(Item position entries)
::::::
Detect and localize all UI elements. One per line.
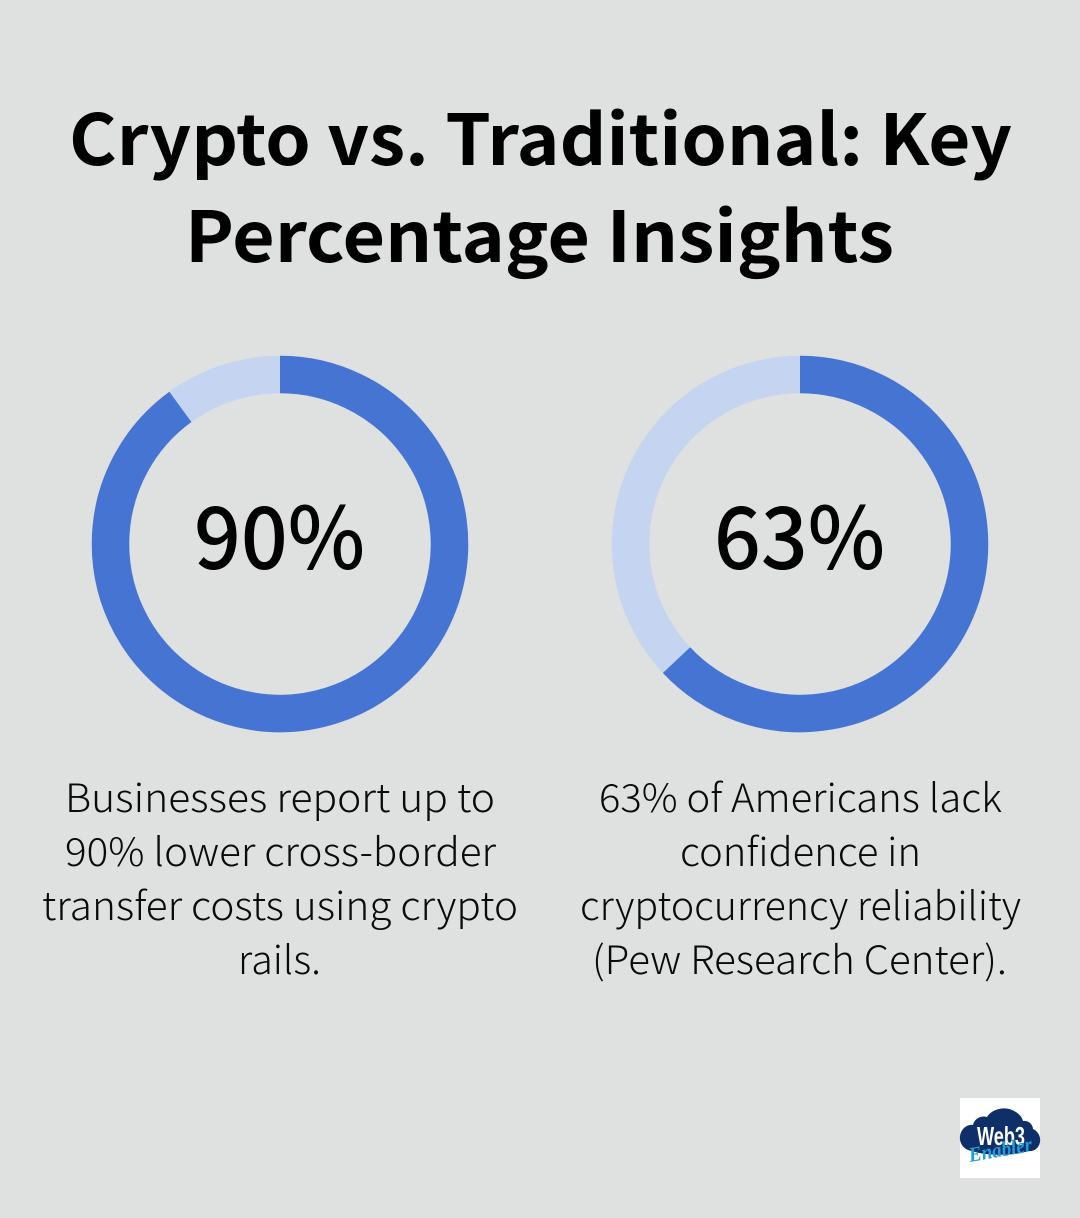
title: Crypto vs. Traditional: Key <box>69 85 1012 186</box>
donut chart: 63% <box>630 374 970 714</box>
description: confidence in crypto: cryptocurrency reliability <box>580 876 1021 932</box>
donut chart: 90% <box>110 374 450 714</box>
panel: 63% stat <box>580 374 1021 986</box>
title: Percentage Insights <box>185 182 894 283</box>
logo: Web3 Enabler <box>960 1098 1040 1178</box>
value: 63%: 63% <box>714 469 885 594</box>
description: cross-border costs: Businesses report up to <box>65 768 495 824</box>
description: confidence in crypto: confidence in <box>680 822 921 878</box>
icon: cloud <box>960 1108 1040 1155</box>
description: cross-border costs <box>42 768 518 986</box>
title <box>69 85 1012 283</box>
description: confidence in crypto: 63% of Americans lack <box>599 768 1002 824</box>
description: cross-border costs: rails. <box>238 930 321 986</box>
description: cross-border costs: 90% lower cross-border <box>65 822 497 878</box>
value: 90%: 90% <box>194 469 365 594</box>
description: cross-border costs: transfer costs using crypto <box>42 876 518 932</box>
panel: 90% stat <box>42 374 518 986</box>
script: Enabler: Enabler <box>966 1132 1035 1167</box>
description: confidence in crypto <box>580 768 1021 986</box>
description: confidence in crypto: (Pew Research Center). <box>592 930 1007 986</box>
wordmark: Web3 <box>977 1121 1025 1151</box>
::::::
Reproduce every line above word for word, leaving out the pictures.

Detect and localize all UI elements. One per line.
title: Crypto vs. Traditional: Key <box>69 85 1012 186</box>
donut chart: 63% <box>630 374 970 714</box>
description: confidence in crypto: cryptocurrency reliability <box>580 876 1021 932</box>
donut chart: 90% <box>110 374 450 714</box>
panel: 63% stat <box>580 374 1021 986</box>
title: Percentage Insights <box>185 182 894 283</box>
logo: Web3 Enabler <box>960 1098 1040 1178</box>
value: 63%: 63% <box>714 469 885 594</box>
description: cross-border costs: Businesses report up to <box>65 768 495 824</box>
description: confidence in crypto: confidence in <box>680 822 921 878</box>
icon: cloud <box>960 1108 1040 1155</box>
description: cross-border costs <box>42 768 518 986</box>
title <box>69 85 1012 283</box>
description: confidence in crypto: 63% of Americans lack <box>599 768 1002 824</box>
description: cross-border costs: rails. <box>238 930 321 986</box>
description: cross-border costs: 90% lower cross-border <box>65 822 497 878</box>
value: 90%: 90% <box>194 469 365 594</box>
description: cross-border costs: transfer costs using crypto <box>42 876 518 932</box>
panel: 90% stat <box>42 374 518 986</box>
script: Enabler: Enabler <box>966 1132 1035 1167</box>
description: confidence in crypto <box>580 768 1021 986</box>
description: confidence in crypto: (Pew Research Center). <box>592 930 1007 986</box>
wordmark: Web3 <box>977 1121 1025 1151</box>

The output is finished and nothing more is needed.